Label: Planet Mu Release Date: 17/10/2011

80284
BassGit by George Bass October 26th, 2011

Jamie Teasdale’s return after the shelving of his Vex’d project has resulted in one of this year’s most surprising debuts. As Vex’d, he’d teamed up with Roly Porter to make alien-sounding grime music of almost questionably human origins. As Kuedo he follows a more penetrating path, marrying cutting-edge drum programs to a slew of old science fiction synths. Ignore the fact that each track name sounds like a suffix for future Fast & Furious films ('Salt Lake Cuts', 'Reality Drift', 'Ascension Phase'): this is the least aggressive Planet Mu release in years, its gangster percussion softened by the dreams of nerds. Both elements have been added in drop by drop, leaving Severant bathed in a forward-thinking futurism instead of collapsing into just another 15 shots of nostalgia. Teasdale’s pictured an old-hearted adventure story here and made the crunchiest, most emotive possible soundtrack to fit it. And he’s done it without using a single violin.

WORK TO COMPLETE: Translate this sentence from the album review above into French: "As Kuedo he follows a more penetrating path, marrying cutting-edge drum programs to a slew of old science fiction synths."

EXTRACTED DATA:
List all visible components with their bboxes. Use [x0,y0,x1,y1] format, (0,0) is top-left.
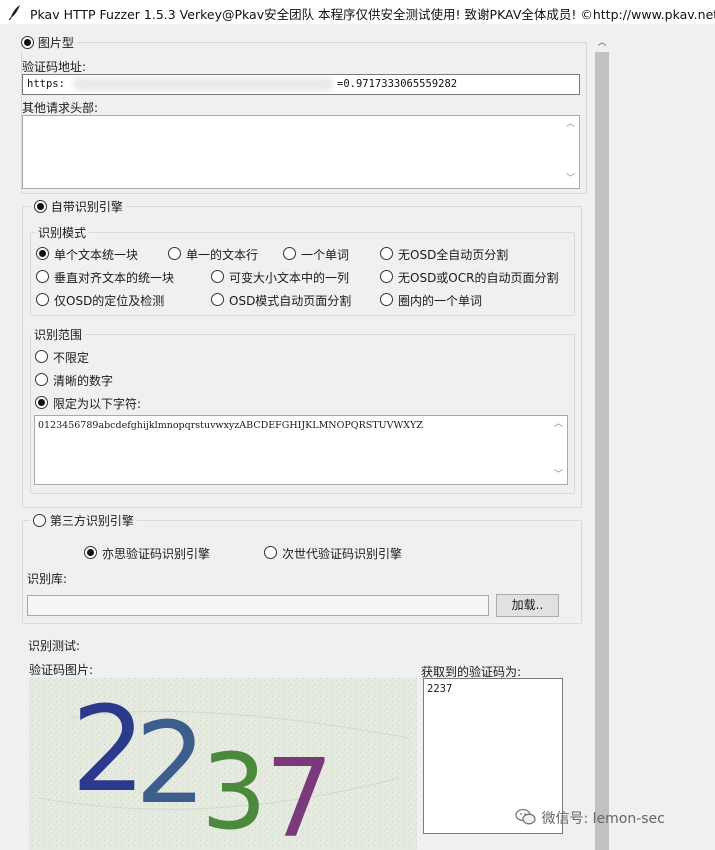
range-radio-1[interactable] [35,350,48,363]
image-mode-radio[interactable] [21,36,34,49]
captcha-image: 2 2 3 7 [29,678,417,850]
mode-label-8: 仅OSD的定位及检测 [54,294,165,308]
mode-radio-5[interactable] [36,270,49,283]
chevron-down-icon[interactable]: ﹀ [550,467,567,484]
third-party-radio[interactable] [33,514,46,527]
builtin-engine-radio[interactable] [34,200,47,213]
chevron-up-icon[interactable]: ︿ [550,416,567,433]
headers-textarea[interactable]: ︿ ﹀ [22,115,580,189]
engine-option-label-2: 次世代验证码识别引擎 [282,547,403,561]
mode-radio-7[interactable] [380,270,393,283]
mode-label-7: 无OSD或OCR的自动页面分割 [398,271,559,285]
watermark: 微信号: lemon-sec [515,808,665,828]
redacted-url-blur [73,77,333,91]
url-prefix: https: [27,78,65,90]
mode-radio-8[interactable] [36,293,49,306]
test-label: 识别测试: [28,639,81,653]
range-label-2: 清晰的数字 [53,374,114,388]
result-value: 2237 [427,683,453,695]
third-party-legend: 第三方识别引擎 [30,512,137,529]
mode-radio-3[interactable] [283,247,296,260]
range-radio-2[interactable] [35,373,48,386]
library-label: 识别库: [27,572,68,586]
charset-textarea[interactable]: 0123456789abcdefghijklmnopqrstuvwxyzABCD… [34,415,568,485]
mode-label-2: 单一的文本行 [186,248,259,262]
captcha-image-label: 验证码图片: [29,663,94,677]
charset-text: 0123456789abcdefghijklmnopqrstuvwxyzABCD… [38,420,423,431]
image-mode-label: 图片型 [37,36,74,50]
window-title: Pkav HTTP Fuzzer 1.5.3 Verkey@Pkav安全团队 本… [30,7,715,22]
mode-radio-2[interactable] [168,247,181,260]
engine-option-label-1: 亦思验证码识别引擎 [102,547,211,561]
headers-label: 其他请求头部: [22,101,99,115]
title-bar: Pkav HTTP Fuzzer 1.5.3 Verkey@Pkav安全团队 本… [0,0,715,24]
captcha-digit: 7 [265,737,334,850]
engine-option-radio-1[interactable] [84,546,97,559]
mode-radio-9[interactable] [211,293,224,306]
builtin-engine-legend: 自带识别引擎 [31,198,126,215]
url-suffix: =0.9717333065559282 [337,78,458,90]
feather-icon [8,5,20,20]
chevron-up-icon[interactable]: ︿ [593,34,611,52]
watermark-text: 微信号: lemon-sec [541,811,665,827]
range-group-label: 识别范围 [31,326,86,343]
captcha-digit: 2 [135,699,206,829]
main-scrollbar[interactable]: ︿ [593,34,611,850]
chevron-up-icon[interactable]: ︿ [562,116,579,133]
mode-label-6: 可变大小文本中的一列 [229,271,350,285]
mode-label-5: 垂直对齐文本的统一块 [54,271,175,285]
third-party-label: 第三方识别引擎 [49,514,134,528]
headers-scrollbar[interactable]: ︿ ﹀ [562,116,579,188]
image-mode-legend: 图片型 [18,34,77,51]
captcha-url-input[interactable]: https: =0.9717333065559282 [22,74,580,95]
builtin-engine-label: 自带识别引擎 [50,200,123,214]
range-radio-3[interactable] [35,396,48,409]
mode-label-10: 圈内的一个单词 [398,294,483,308]
scrollbar-thumb[interactable] [595,52,609,850]
charset-scrollbar[interactable]: ︿ ﹀ [550,416,567,484]
mode-radio-10[interactable] [380,293,393,306]
captcha-digit: 3 [201,731,267,850]
mode-label-4: 无OSD全自动页分割 [398,248,509,262]
mode-radio-4[interactable] [380,247,393,260]
load-button[interactable]: 加载.. [496,594,559,617]
engine-option-radio-2[interactable] [264,546,277,559]
mode-label-1: 单个文本统一块 [54,248,139,262]
url-label: 验证码地址: [22,60,87,74]
range-label-3: 限定为以下字符: [53,397,142,411]
mode-group-label: 识别模式 [35,224,90,241]
mode-radio-1[interactable] [36,247,49,260]
mode-label-3: 一个单词 [301,248,350,262]
chevron-down-icon[interactable]: ﹀ [562,171,579,188]
wechat-icon [515,808,536,825]
range-label-1: 不限定 [53,351,90,365]
library-path-input[interactable] [27,595,489,616]
captcha-graphic: 2 2 3 7 [29,678,417,850]
mode-radio-6[interactable] [211,270,224,283]
mode-label-9: OSD模式自动页面分割 [229,294,352,308]
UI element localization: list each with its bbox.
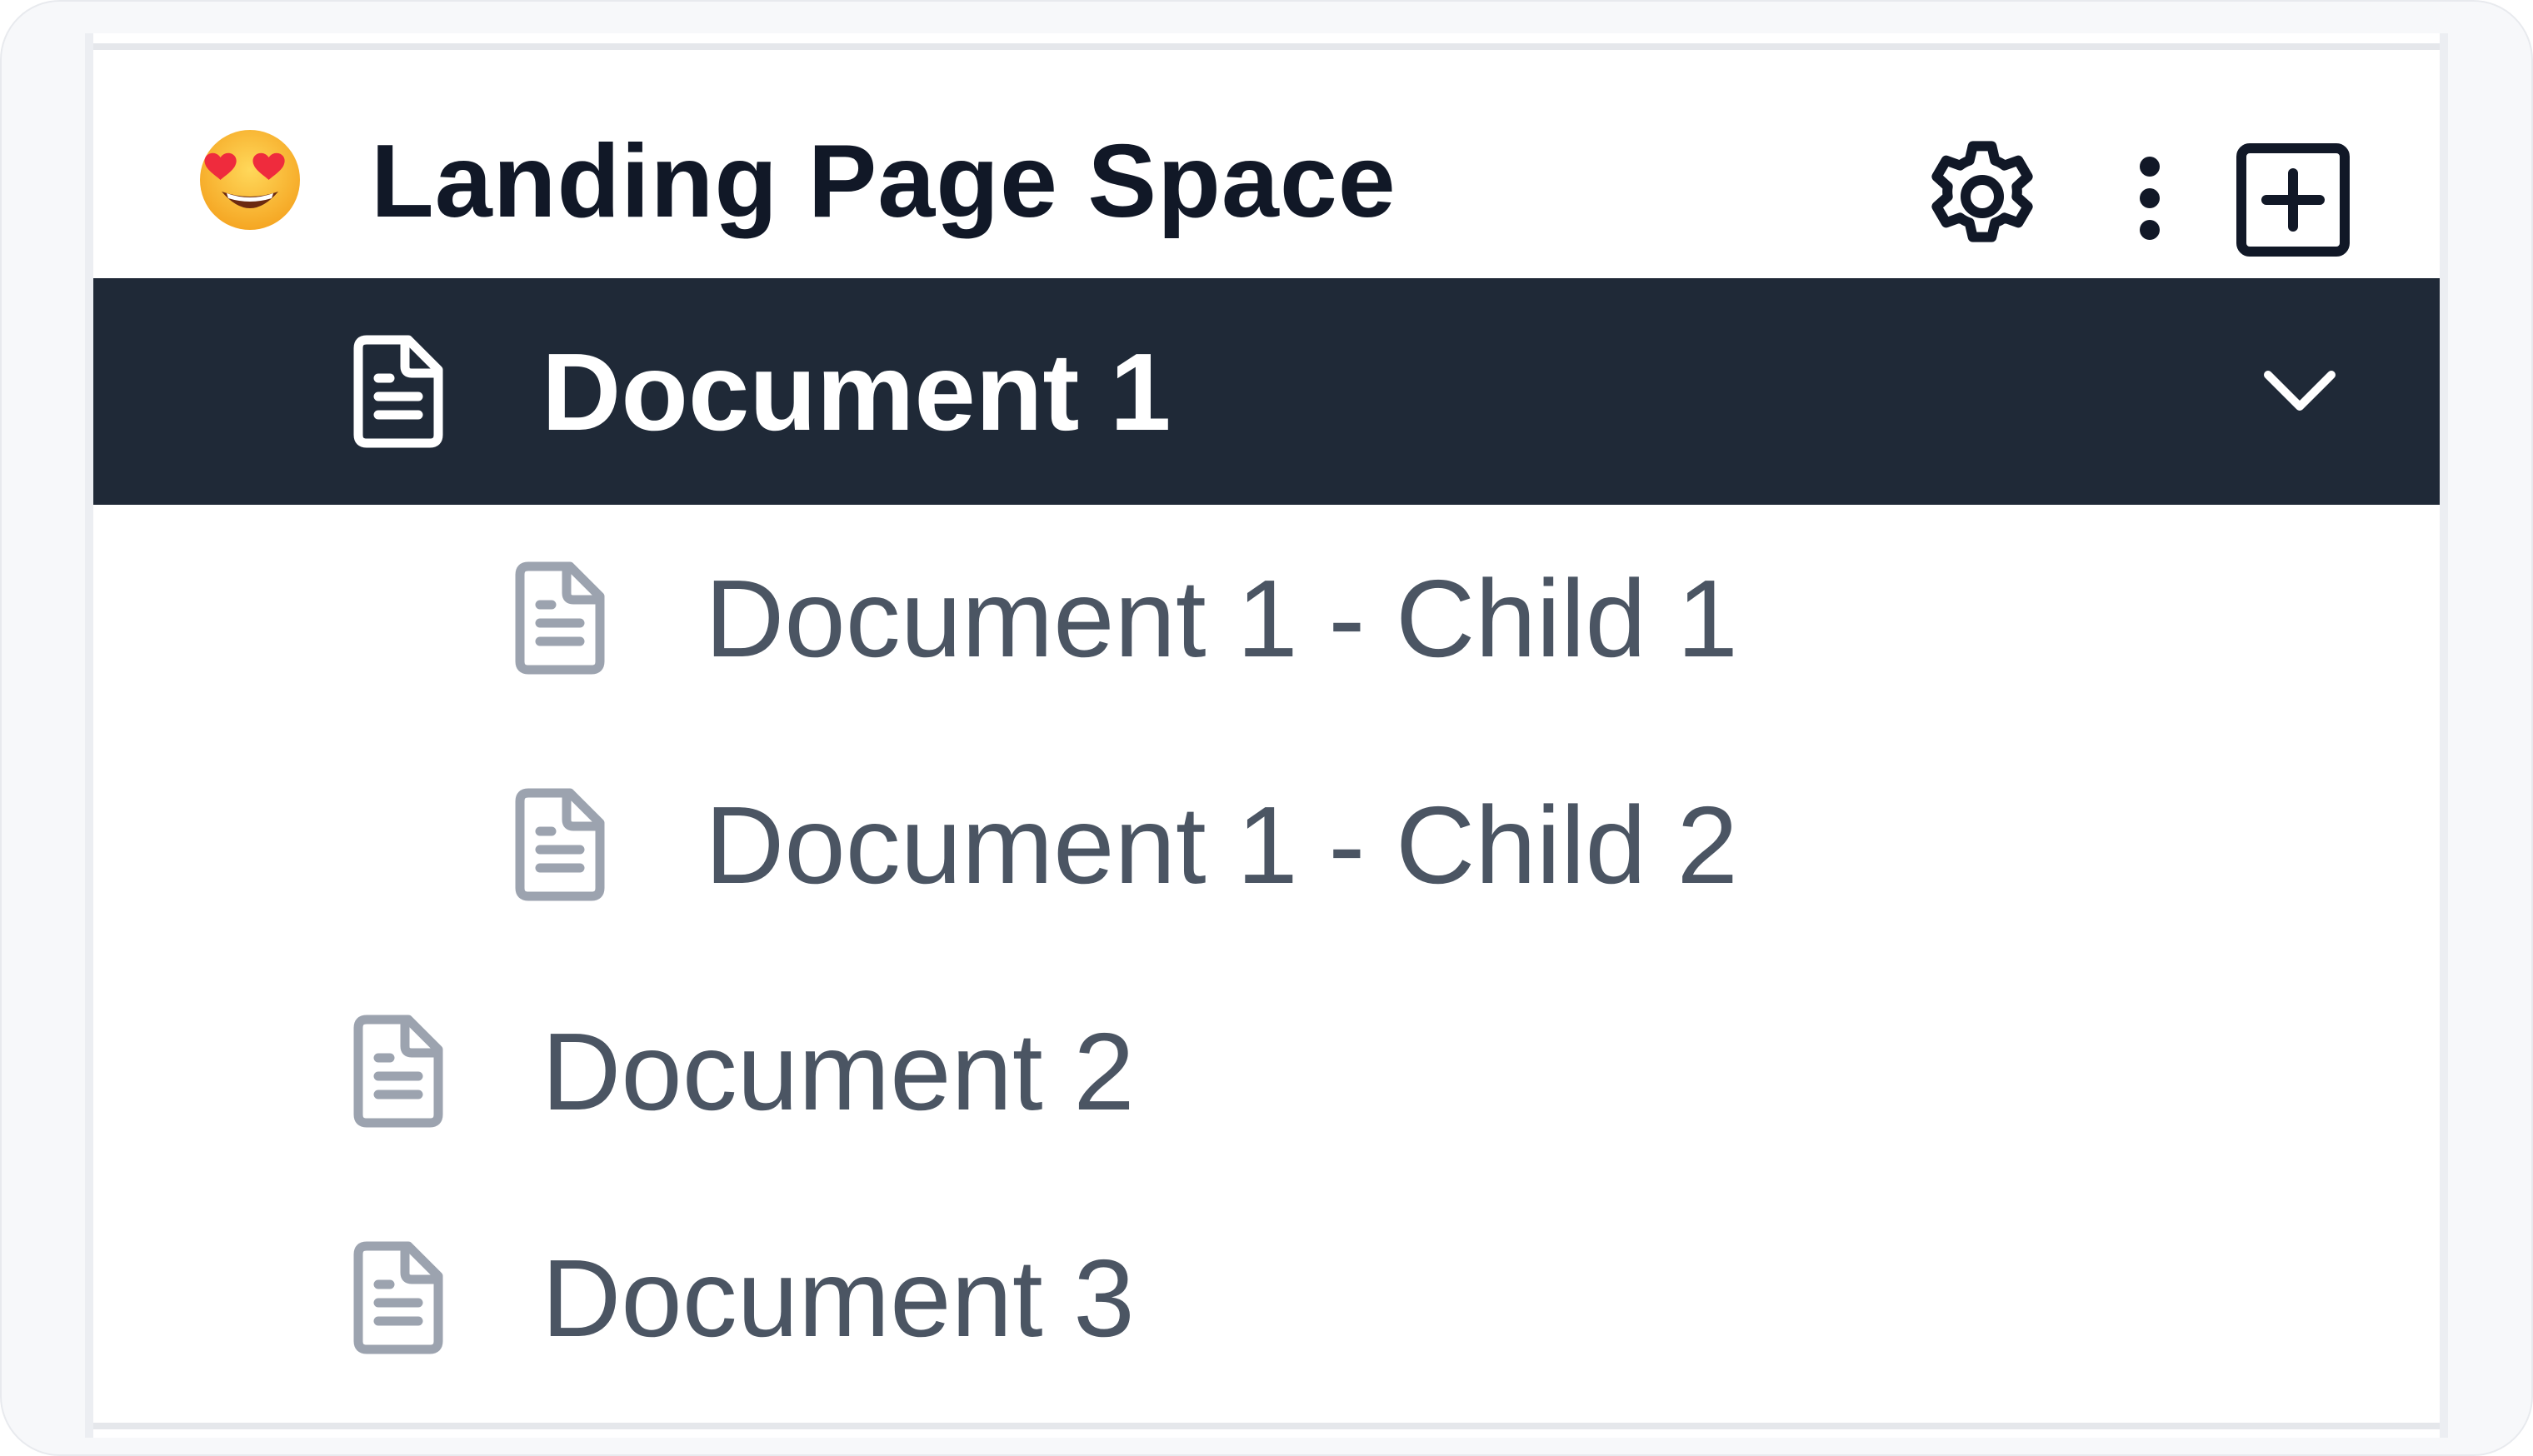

RESULT OF THIS EXERCISE: En tant que Kuedo, il suit une voie plus pénétrante, en mariant des programmations de batterie de pointe à une foule de vieux synthés de science-fiction.